Gather the lines that hold the string "Finistère".

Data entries
++++++++
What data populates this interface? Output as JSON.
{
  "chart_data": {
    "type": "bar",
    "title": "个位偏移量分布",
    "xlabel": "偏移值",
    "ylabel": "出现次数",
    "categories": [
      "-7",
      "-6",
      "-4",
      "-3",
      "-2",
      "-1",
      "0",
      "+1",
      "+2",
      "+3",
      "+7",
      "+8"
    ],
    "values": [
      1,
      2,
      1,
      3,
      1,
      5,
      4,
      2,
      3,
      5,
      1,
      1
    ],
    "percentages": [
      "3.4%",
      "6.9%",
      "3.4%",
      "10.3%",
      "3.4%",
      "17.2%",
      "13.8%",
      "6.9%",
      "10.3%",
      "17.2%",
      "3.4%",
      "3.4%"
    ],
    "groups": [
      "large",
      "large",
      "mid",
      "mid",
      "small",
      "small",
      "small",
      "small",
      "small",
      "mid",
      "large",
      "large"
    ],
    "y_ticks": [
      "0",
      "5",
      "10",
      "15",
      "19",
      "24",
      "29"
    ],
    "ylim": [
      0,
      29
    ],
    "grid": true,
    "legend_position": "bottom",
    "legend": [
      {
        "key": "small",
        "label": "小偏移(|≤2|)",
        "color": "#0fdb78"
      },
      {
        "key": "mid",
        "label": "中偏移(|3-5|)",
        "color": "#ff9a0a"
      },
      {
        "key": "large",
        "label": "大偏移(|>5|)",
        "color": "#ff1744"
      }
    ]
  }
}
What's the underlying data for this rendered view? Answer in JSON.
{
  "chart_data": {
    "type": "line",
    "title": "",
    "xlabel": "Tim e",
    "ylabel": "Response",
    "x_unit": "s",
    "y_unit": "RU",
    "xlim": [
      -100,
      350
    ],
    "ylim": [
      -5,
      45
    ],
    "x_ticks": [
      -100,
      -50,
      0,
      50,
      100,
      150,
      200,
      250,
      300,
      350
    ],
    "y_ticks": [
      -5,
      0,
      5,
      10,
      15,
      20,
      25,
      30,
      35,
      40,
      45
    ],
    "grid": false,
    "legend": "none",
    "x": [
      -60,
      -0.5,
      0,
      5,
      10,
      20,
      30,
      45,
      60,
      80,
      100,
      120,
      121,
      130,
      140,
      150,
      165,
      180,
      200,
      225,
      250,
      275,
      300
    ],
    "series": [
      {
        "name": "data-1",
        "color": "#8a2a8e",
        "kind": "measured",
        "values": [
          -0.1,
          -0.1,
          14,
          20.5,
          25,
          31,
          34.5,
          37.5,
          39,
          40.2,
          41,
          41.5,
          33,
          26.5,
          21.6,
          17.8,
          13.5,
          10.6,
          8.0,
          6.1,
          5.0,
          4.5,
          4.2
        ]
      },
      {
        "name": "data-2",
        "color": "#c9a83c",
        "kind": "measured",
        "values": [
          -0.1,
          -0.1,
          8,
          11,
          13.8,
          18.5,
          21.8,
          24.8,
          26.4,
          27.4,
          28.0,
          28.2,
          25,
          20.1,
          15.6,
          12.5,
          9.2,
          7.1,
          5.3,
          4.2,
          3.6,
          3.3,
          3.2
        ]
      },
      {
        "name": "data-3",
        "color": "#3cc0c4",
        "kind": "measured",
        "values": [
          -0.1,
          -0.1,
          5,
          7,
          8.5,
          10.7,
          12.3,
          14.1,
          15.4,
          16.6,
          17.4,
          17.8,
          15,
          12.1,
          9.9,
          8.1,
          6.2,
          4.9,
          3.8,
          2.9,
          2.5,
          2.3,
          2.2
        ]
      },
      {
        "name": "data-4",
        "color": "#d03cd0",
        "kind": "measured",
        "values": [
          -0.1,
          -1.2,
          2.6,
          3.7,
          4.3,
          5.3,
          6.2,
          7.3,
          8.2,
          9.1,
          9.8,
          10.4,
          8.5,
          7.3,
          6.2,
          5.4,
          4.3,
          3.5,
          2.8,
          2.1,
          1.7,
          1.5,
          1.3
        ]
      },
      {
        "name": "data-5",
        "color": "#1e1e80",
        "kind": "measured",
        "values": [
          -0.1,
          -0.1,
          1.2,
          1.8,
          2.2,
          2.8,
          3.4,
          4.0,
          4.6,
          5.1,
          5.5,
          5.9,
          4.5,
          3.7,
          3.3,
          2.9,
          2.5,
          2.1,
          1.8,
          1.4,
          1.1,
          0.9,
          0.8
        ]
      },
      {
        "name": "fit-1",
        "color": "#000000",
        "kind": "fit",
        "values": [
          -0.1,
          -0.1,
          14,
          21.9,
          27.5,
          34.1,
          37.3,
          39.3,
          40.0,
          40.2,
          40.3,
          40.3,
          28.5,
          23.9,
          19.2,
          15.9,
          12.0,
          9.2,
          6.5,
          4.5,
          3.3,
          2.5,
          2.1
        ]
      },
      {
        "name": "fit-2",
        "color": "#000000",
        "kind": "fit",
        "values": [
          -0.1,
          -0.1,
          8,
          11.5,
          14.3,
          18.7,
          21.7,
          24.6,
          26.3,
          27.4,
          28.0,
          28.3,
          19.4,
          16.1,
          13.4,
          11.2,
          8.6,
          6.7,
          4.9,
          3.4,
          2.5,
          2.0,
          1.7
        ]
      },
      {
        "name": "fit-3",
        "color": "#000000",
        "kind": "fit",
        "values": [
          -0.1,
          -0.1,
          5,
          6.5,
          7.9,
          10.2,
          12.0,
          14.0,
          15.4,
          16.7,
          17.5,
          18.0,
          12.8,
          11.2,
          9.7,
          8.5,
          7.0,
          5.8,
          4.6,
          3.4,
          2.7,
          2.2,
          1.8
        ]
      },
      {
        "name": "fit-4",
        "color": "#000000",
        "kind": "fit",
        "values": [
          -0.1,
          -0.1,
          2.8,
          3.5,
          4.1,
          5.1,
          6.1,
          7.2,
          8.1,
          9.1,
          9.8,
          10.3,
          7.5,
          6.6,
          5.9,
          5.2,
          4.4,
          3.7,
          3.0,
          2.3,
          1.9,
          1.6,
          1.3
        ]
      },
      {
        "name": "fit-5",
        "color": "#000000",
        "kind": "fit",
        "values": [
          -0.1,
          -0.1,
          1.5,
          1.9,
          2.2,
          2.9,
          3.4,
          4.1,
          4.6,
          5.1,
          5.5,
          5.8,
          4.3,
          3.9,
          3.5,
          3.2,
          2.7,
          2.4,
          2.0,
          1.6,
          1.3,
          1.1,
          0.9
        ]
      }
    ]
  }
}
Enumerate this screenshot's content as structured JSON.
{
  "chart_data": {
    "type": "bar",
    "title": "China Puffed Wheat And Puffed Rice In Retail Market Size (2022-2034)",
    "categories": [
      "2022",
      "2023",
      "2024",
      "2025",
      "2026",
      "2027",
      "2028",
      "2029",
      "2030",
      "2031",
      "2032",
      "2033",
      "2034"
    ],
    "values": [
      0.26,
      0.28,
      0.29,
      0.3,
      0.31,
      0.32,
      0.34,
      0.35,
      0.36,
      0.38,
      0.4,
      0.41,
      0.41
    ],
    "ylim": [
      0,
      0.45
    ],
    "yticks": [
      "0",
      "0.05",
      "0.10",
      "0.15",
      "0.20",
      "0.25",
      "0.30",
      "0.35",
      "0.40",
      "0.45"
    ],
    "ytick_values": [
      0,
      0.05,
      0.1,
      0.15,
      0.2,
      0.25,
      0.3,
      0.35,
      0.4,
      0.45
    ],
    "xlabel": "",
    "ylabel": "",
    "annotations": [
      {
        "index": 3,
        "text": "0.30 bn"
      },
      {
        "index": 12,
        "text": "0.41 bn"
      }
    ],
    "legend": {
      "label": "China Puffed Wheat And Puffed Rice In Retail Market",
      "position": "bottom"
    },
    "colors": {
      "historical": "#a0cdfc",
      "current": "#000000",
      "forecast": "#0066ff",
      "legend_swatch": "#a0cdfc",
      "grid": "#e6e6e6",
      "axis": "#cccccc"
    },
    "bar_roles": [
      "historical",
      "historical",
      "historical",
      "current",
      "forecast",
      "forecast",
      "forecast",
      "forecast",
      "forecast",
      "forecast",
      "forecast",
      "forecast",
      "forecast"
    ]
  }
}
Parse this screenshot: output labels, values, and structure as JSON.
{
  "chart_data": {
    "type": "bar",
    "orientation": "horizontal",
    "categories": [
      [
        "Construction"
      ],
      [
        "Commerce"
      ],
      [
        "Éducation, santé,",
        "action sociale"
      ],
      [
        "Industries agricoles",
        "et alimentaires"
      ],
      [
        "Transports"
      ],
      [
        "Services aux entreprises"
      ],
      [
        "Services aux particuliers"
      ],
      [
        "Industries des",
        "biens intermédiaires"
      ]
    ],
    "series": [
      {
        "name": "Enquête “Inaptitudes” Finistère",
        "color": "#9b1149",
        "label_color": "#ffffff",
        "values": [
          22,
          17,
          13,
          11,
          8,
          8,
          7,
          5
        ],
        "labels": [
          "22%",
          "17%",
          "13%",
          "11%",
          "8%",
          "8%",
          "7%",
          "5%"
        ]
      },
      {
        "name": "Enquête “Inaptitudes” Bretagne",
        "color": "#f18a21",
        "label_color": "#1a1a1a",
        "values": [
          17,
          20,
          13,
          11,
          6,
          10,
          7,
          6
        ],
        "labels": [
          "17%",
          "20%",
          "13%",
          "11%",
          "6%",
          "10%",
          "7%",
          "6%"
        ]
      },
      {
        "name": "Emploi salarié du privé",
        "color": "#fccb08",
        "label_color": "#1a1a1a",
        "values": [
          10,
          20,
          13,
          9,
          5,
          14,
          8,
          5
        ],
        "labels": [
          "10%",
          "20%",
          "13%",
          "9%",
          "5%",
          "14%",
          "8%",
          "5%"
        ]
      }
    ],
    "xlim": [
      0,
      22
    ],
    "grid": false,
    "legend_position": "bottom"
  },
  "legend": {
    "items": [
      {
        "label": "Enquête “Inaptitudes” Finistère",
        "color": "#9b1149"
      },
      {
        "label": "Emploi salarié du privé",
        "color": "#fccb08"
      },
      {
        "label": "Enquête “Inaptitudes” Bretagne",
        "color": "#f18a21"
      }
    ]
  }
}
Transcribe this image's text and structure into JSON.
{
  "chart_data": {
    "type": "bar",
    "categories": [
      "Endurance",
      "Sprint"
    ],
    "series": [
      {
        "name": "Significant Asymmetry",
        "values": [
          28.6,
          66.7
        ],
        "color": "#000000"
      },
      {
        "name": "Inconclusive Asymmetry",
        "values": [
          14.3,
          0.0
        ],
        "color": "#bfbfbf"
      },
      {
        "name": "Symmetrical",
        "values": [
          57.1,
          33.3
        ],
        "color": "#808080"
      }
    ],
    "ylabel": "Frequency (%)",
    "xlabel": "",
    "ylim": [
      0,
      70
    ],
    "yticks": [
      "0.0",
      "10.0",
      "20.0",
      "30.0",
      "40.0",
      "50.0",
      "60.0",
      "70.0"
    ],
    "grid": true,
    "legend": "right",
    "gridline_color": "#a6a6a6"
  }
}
++++++++
REPLY:
        "name": "Enquête “Inaptitudes” Finistère",
        "label": "Enquête “Inaptitudes” Finistère",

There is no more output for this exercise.